───── SUPPLIED MATERIAL

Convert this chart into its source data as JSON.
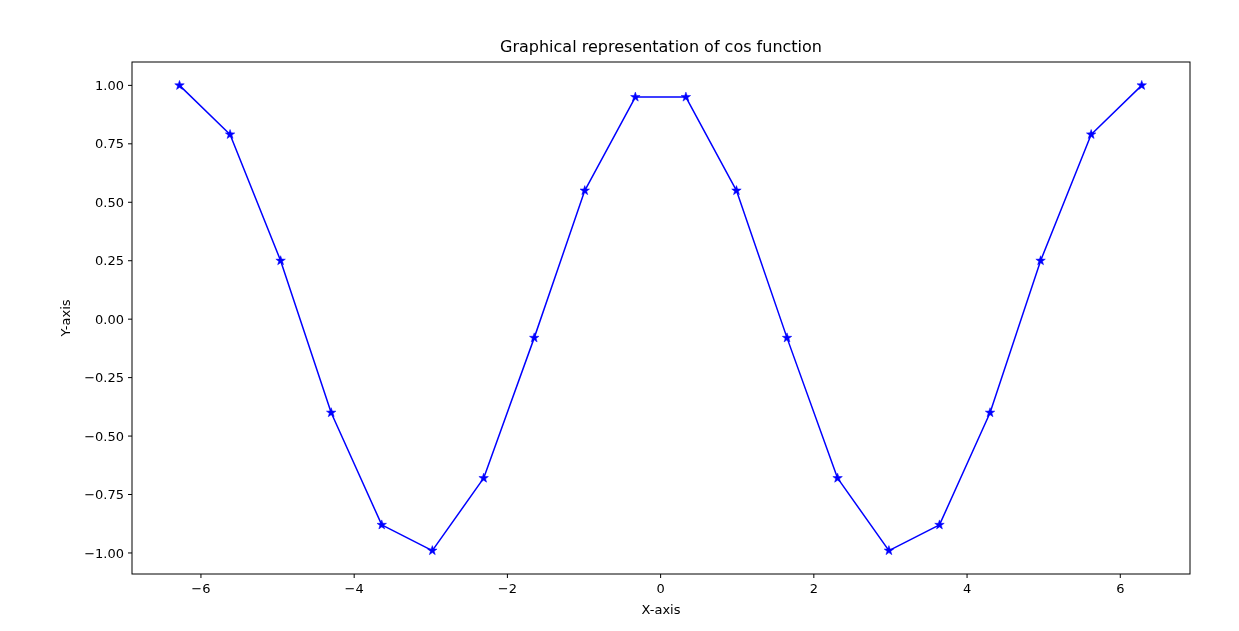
{
  "chart_data": {
    "type": "line",
    "title": "Graphical representation of cos function",
    "xlabel": "X-axis",
    "ylabel": "Y-axis",
    "x": [
      -6.28,
      -5.62,
      -4.96,
      -4.3,
      -3.64,
      -2.98,
      -2.31,
      -1.65,
      -0.99,
      -0.33,
      0.33,
      0.99,
      1.65,
      2.31,
      2.98,
      3.64,
      4.3,
      4.96,
      5.62,
      6.28
    ],
    "series": [
      {
        "color": "#0000ff",
        "values": [
          1.0,
          0.79,
          0.25,
          -0.4,
          -0.88,
          -0.99,
          -0.68,
          -0.08,
          0.55,
          0.95,
          0.95,
          0.55,
          -0.08,
          -0.68,
          -0.99,
          -0.88,
          -0.4,
          0.25,
          0.79,
          1.0
        ]
      }
    ],
    "marker": "star",
    "line_style": "solid",
    "grid": false,
    "xlim": [
      -6.9,
      6.91
    ],
    "ylim": [
      -1.09,
      1.1
    ],
    "xticks": [
      {
        "value": -6,
        "label": "−6"
      },
      {
        "value": -4,
        "label": "−4"
      },
      {
        "value": -2,
        "label": "−2"
      },
      0,
      2,
      4,
      6
    ],
    "yticks": [
      {
        "value": -1,
        "label": "−1.00"
      },
      {
        "value": -0.75,
        "label": "−0.75"
      },
      {
        "value": -0.5,
        "label": "−0.50"
      },
      {
        "value": -0.25,
        "label": "−0.25"
      },
      {
        "value": 0,
        "label": "0.00"
      },
      {
        "value": 0.25,
        "label": "0.25"
      },
      {
        "value": 0.5,
        "label": "0.50"
      },
      {
        "value": 0.75,
        "label": "0.75"
      },
      {
        "value": 1,
        "label": "1.00"
      }
    ]
  }
}
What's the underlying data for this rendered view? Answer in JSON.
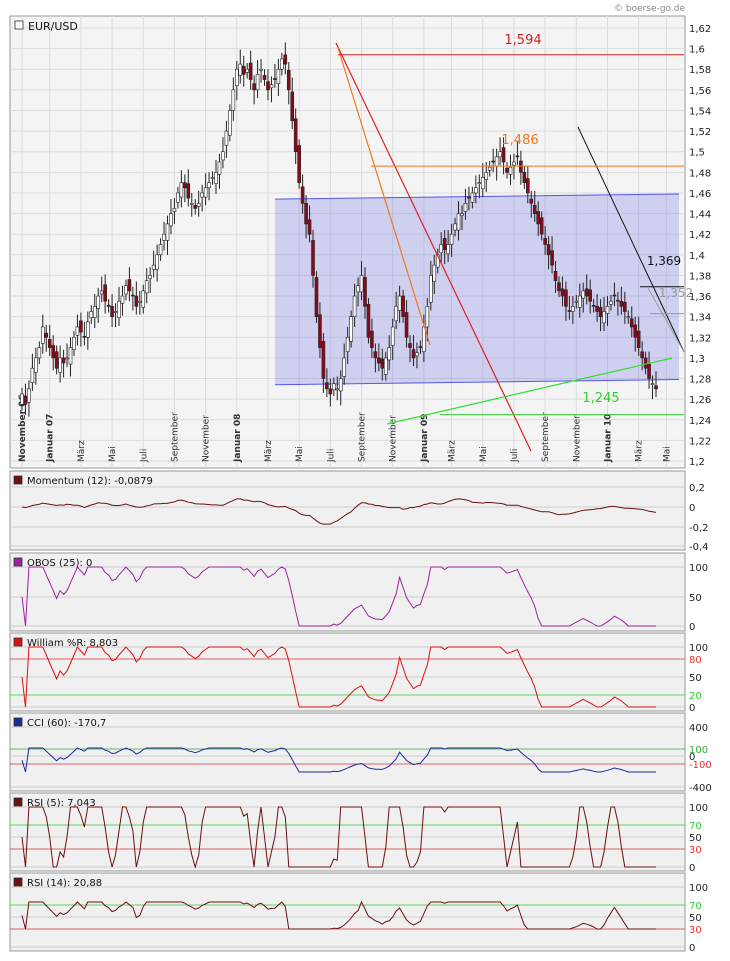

──────────

SET EXERCISE: Excluding the pictures, restate the records above word for word.

SOLUTION TO THIS PROBLEM:
Convert this chart into its source data as JSON.
{
  "chart_data": {
    "type": "line",
    "title": "Graphical representation of cos function",
    "xlabel": "X-axis",
    "ylabel": "Y-axis",
    "x": [
      -6.28,
      -5.62,
      -4.96,
      -4.3,
      -3.64,
      -2.98,
      -2.31,
      -1.65,
      -0.99,
      -0.33,
      0.33,
      0.99,
      1.65,
      2.31,
      2.98,
      3.64,
      4.3,
      4.96,
      5.62,
      6.28
    ],
    "series": [
      {
        "color": "#0000ff",
        "values": [
          1.0,
          0.79,
          0.25,
          -0.4,
          -0.88,
          -0.99,
          -0.68,
          -0.08,
          0.55,
          0.95,
          0.95,
          0.55,
          -0.08,
          -0.68,
          -0.99,
          -0.88,
          -0.4,
          0.25,
          0.79,
          1.0
        ]
      }
    ],
    "marker": "star",
    "line_style": "solid",
    "grid": false,
    "xlim": [
      -6.9,
      6.91
    ],
    "ylim": [
      -1.09,
      1.1
    ],
    "xticks": [
      {
        "value": -6,
        "label": "−6"
      },
      {
        "value": -4,
        "label": "−4"
      },
      {
        "value": -2,
        "label": "−2"
      },
      0,
      2,
      4,
      6
    ],
    "yticks": [
      {
        "value": -1,
        "label": "−1.00"
      },
      {
        "value": -0.75,
        "label": "−0.75"
      },
      {
        "value": -0.5,
        "label": "−0.50"
      },
      {
        "value": -0.25,
        "label": "−0.25"
      },
      {
        "value": 0,
        "label": "0.00"
      },
      {
        "value": 0.25,
        "label": "0.25"
      },
      {
        "value": 0.5,
        "label": "0.50"
      },
      {
        "value": 0.75,
        "label": "0.75"
      },
      {
        "value": 1,
        "label": "1.00"
      }
    ]
  }
}
What's the underlying data for this rendered view? Answer in JSON.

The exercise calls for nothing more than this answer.